*EXERCISE TASK*
Work through the data and report how many lines include the string "ISLA", giving the number alone.

************

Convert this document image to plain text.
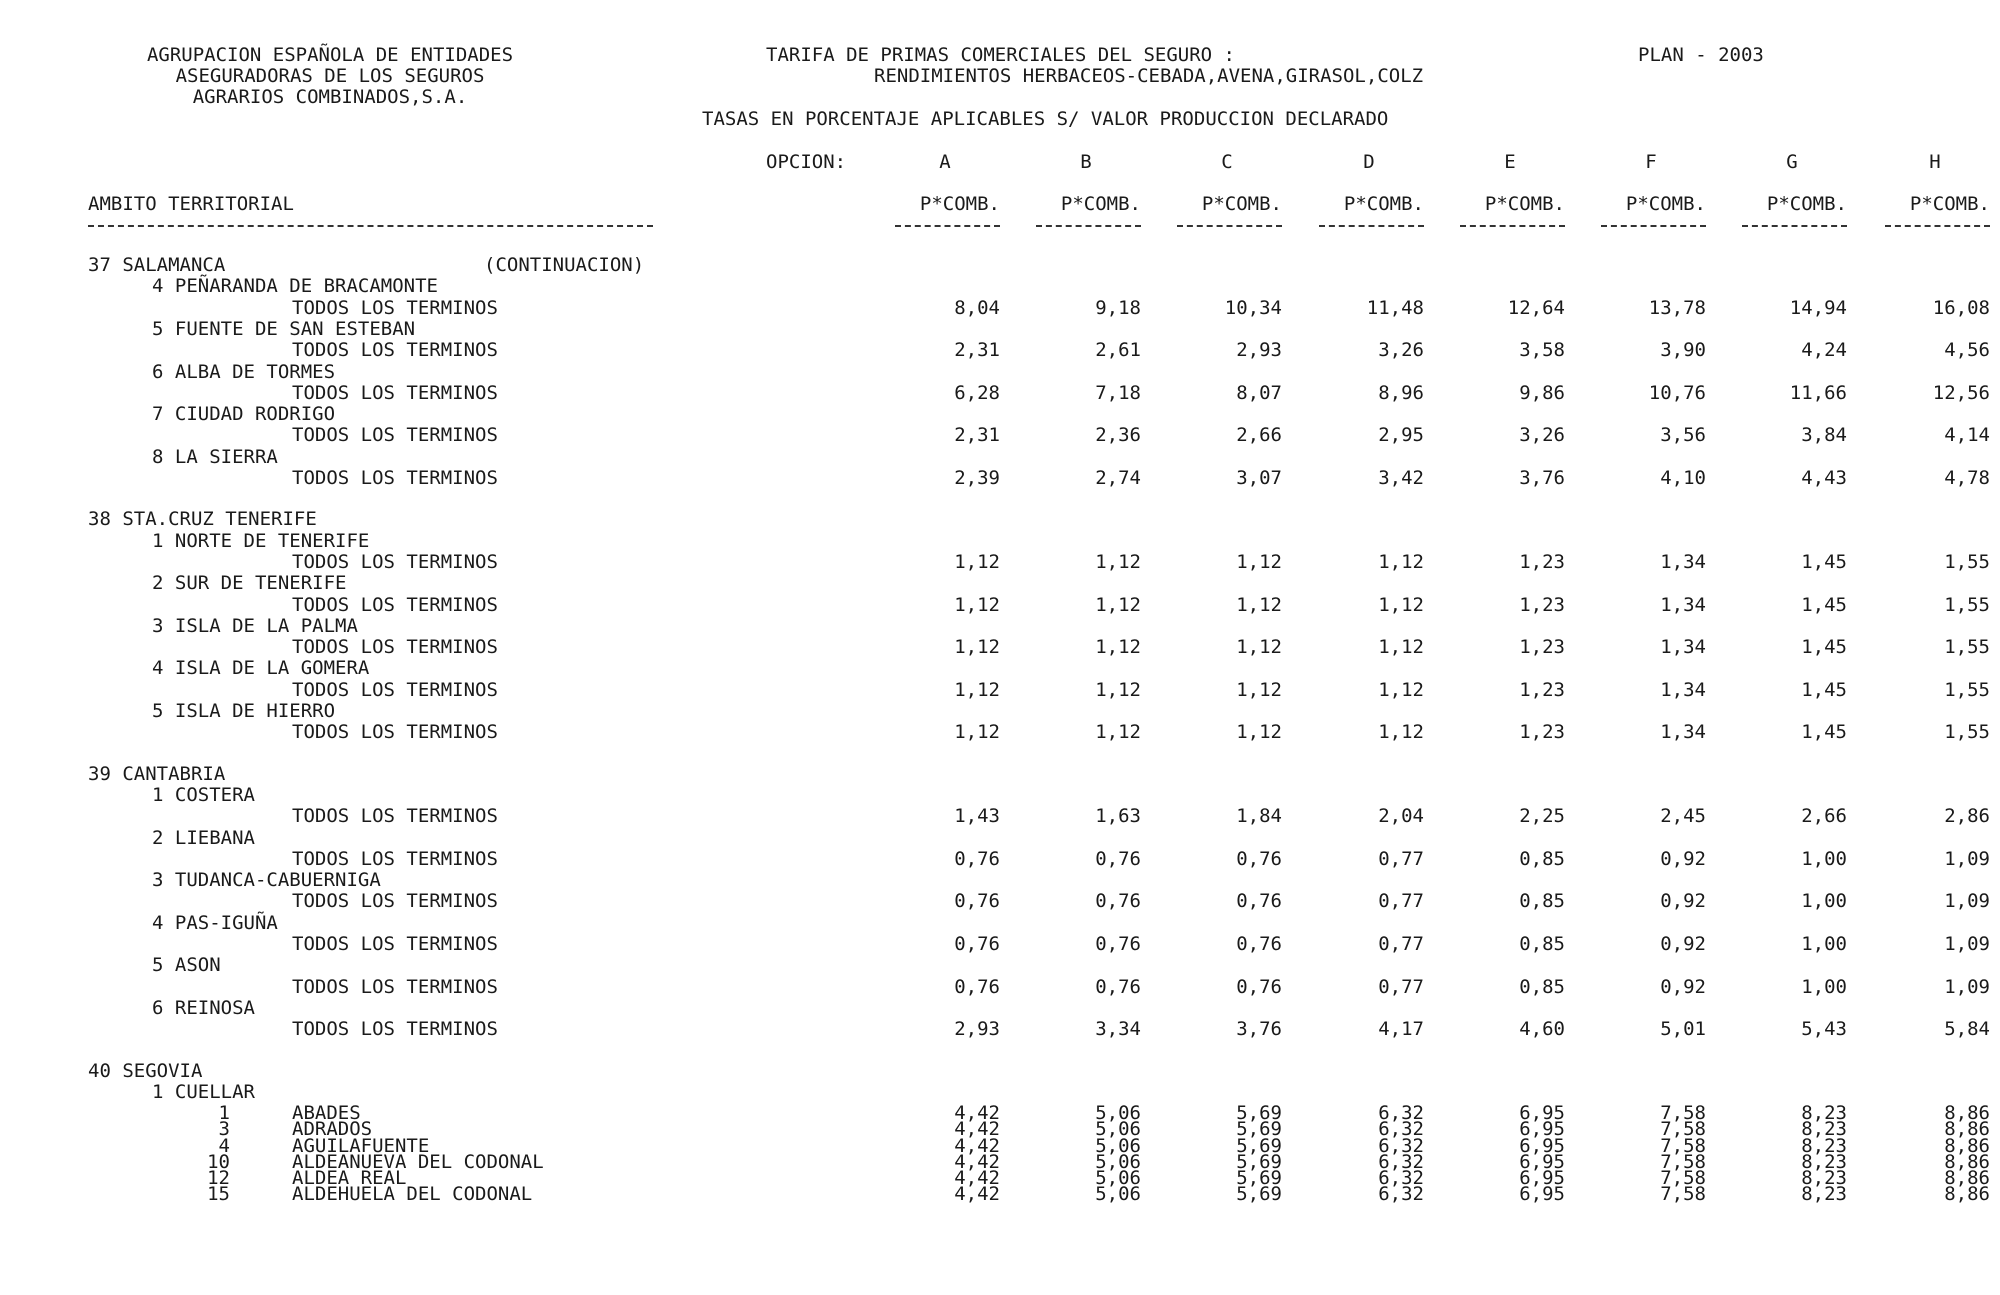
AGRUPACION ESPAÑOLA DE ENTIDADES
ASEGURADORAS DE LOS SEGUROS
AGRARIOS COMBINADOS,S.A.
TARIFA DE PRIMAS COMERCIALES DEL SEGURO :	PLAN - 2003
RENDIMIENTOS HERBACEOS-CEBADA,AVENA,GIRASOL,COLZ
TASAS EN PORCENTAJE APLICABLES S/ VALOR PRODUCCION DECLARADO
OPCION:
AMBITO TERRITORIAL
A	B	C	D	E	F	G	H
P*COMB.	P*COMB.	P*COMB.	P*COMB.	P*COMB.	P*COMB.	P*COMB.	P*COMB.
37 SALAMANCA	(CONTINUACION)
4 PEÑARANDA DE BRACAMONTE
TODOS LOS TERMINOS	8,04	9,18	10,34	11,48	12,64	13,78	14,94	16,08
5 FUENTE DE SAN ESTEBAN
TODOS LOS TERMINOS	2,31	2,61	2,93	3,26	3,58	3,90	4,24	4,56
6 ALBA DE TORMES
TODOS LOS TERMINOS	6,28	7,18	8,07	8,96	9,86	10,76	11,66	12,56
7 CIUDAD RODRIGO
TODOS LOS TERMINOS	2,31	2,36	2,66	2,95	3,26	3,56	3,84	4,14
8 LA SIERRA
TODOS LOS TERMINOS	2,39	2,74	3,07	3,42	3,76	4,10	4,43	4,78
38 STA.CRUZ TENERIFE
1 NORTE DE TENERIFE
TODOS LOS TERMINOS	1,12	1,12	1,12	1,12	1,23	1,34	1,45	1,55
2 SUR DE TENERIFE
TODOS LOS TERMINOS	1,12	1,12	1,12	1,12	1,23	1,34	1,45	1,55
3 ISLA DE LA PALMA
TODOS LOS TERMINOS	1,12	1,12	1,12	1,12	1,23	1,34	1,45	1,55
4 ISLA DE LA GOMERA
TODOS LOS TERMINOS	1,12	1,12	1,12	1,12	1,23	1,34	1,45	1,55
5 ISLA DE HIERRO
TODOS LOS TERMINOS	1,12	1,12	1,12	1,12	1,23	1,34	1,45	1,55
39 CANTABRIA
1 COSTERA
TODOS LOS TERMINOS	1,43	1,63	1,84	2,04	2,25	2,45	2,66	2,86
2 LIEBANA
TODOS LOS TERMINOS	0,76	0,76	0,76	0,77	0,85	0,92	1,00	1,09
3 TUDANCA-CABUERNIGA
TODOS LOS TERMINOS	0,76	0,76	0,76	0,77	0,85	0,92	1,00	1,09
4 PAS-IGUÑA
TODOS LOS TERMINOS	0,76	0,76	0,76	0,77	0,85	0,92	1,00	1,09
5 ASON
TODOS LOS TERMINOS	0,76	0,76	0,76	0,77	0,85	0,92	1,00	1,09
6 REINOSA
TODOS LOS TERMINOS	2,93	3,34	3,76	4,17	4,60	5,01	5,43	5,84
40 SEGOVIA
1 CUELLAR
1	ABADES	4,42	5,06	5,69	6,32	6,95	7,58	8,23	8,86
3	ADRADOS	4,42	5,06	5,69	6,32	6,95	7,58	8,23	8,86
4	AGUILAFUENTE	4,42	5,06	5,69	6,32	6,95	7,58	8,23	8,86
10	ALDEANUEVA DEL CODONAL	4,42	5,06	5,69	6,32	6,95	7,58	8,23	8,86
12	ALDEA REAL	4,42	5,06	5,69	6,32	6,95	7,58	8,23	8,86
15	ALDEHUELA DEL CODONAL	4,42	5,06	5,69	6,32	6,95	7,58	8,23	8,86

************

*PROBLEM SOLUTION*
3